» WHAT THE TASK REQUIRES
Copy out each line that includes the word "this".

-- START --

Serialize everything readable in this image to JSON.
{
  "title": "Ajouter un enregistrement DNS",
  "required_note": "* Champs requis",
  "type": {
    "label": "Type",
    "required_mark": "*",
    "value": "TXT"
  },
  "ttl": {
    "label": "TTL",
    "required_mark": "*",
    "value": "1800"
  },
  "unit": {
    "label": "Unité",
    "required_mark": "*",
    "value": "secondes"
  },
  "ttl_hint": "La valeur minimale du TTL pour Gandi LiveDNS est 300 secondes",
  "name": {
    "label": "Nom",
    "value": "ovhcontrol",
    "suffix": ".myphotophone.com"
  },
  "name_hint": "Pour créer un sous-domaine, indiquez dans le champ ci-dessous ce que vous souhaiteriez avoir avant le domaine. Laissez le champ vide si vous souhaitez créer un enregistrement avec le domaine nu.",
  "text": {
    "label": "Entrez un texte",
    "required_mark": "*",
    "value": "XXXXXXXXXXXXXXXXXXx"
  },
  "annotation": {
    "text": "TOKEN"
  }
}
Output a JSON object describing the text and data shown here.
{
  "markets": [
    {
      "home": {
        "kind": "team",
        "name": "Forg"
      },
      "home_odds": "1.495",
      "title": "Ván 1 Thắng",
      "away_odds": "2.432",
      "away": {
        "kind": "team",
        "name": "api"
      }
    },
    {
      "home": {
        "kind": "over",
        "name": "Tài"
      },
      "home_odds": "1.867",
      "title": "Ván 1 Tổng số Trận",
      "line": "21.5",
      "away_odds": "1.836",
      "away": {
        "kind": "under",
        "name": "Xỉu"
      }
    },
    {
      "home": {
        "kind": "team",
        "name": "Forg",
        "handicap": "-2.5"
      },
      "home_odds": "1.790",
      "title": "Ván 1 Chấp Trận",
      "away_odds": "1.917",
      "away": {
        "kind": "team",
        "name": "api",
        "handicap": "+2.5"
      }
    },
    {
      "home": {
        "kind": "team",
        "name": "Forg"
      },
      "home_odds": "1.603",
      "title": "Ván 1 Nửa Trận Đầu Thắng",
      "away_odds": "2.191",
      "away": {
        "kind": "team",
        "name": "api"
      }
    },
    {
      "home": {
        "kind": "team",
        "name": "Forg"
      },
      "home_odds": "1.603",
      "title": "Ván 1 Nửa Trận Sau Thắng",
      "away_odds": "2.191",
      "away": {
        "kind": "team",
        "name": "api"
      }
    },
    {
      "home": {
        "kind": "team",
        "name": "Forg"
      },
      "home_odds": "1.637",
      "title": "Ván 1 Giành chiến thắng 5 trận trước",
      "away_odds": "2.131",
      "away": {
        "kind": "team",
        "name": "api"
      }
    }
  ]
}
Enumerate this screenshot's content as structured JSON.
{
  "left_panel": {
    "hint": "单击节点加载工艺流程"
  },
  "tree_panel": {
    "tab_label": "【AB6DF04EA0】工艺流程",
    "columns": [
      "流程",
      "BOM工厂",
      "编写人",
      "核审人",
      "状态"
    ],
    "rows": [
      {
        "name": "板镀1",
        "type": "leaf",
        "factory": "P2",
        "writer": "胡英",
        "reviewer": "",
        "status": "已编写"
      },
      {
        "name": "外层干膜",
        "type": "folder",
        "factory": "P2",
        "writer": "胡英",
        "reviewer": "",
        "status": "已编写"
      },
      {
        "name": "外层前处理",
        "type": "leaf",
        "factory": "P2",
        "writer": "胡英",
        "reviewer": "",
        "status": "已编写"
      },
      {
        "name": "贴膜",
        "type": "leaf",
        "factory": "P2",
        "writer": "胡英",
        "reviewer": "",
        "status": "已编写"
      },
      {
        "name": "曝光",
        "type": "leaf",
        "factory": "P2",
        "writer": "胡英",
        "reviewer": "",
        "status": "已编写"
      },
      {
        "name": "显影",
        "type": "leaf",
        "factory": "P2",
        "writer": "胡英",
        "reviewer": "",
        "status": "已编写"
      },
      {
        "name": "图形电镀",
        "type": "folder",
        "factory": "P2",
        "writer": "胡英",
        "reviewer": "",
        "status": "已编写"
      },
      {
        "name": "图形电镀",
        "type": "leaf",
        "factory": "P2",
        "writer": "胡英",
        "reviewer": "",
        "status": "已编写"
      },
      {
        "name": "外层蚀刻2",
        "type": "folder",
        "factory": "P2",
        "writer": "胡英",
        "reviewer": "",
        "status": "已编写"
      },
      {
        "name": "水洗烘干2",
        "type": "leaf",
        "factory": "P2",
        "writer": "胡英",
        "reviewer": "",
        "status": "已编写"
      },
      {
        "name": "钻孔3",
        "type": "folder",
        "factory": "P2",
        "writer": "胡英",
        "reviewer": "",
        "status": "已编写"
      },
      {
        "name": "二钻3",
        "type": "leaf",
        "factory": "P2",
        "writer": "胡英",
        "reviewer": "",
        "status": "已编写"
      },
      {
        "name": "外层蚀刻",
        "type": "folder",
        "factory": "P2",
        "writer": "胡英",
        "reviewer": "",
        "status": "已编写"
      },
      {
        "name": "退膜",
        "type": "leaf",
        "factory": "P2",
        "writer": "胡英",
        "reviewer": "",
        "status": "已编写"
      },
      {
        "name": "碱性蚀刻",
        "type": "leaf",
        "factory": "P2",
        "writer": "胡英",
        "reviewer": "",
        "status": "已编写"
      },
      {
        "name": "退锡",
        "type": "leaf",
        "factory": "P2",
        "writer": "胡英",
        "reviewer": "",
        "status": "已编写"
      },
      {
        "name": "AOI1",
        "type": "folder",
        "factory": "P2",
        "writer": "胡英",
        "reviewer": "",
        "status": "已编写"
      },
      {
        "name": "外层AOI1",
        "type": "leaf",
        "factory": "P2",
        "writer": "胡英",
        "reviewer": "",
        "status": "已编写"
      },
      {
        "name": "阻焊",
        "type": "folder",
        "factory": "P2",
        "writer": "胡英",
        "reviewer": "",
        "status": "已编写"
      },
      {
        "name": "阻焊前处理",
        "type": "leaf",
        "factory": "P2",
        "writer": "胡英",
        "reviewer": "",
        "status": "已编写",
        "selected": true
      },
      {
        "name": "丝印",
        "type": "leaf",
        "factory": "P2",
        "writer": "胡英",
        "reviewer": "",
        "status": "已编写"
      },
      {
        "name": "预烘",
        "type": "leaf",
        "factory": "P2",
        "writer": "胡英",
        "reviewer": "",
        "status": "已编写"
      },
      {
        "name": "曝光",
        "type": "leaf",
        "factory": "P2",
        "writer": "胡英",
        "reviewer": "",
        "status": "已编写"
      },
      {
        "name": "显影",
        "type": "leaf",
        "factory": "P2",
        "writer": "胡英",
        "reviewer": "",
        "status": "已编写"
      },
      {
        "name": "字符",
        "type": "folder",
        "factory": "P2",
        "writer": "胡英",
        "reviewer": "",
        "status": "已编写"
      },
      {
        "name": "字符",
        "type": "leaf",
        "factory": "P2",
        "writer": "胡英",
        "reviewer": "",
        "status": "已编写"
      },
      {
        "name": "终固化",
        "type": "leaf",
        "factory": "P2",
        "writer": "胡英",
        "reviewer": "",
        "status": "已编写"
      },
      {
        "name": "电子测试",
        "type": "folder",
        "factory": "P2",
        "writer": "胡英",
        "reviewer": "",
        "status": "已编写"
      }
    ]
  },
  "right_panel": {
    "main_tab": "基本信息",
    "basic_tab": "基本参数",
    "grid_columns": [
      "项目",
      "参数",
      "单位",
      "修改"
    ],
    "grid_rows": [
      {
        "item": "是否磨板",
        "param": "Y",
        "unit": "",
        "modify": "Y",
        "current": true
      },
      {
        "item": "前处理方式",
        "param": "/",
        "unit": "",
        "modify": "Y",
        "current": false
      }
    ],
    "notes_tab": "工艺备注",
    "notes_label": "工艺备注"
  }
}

-- END --

» CORRECT OUTPUT
Serialize everything readable in this image to JSON.
Enumerate this screenshot's content as structured JSON.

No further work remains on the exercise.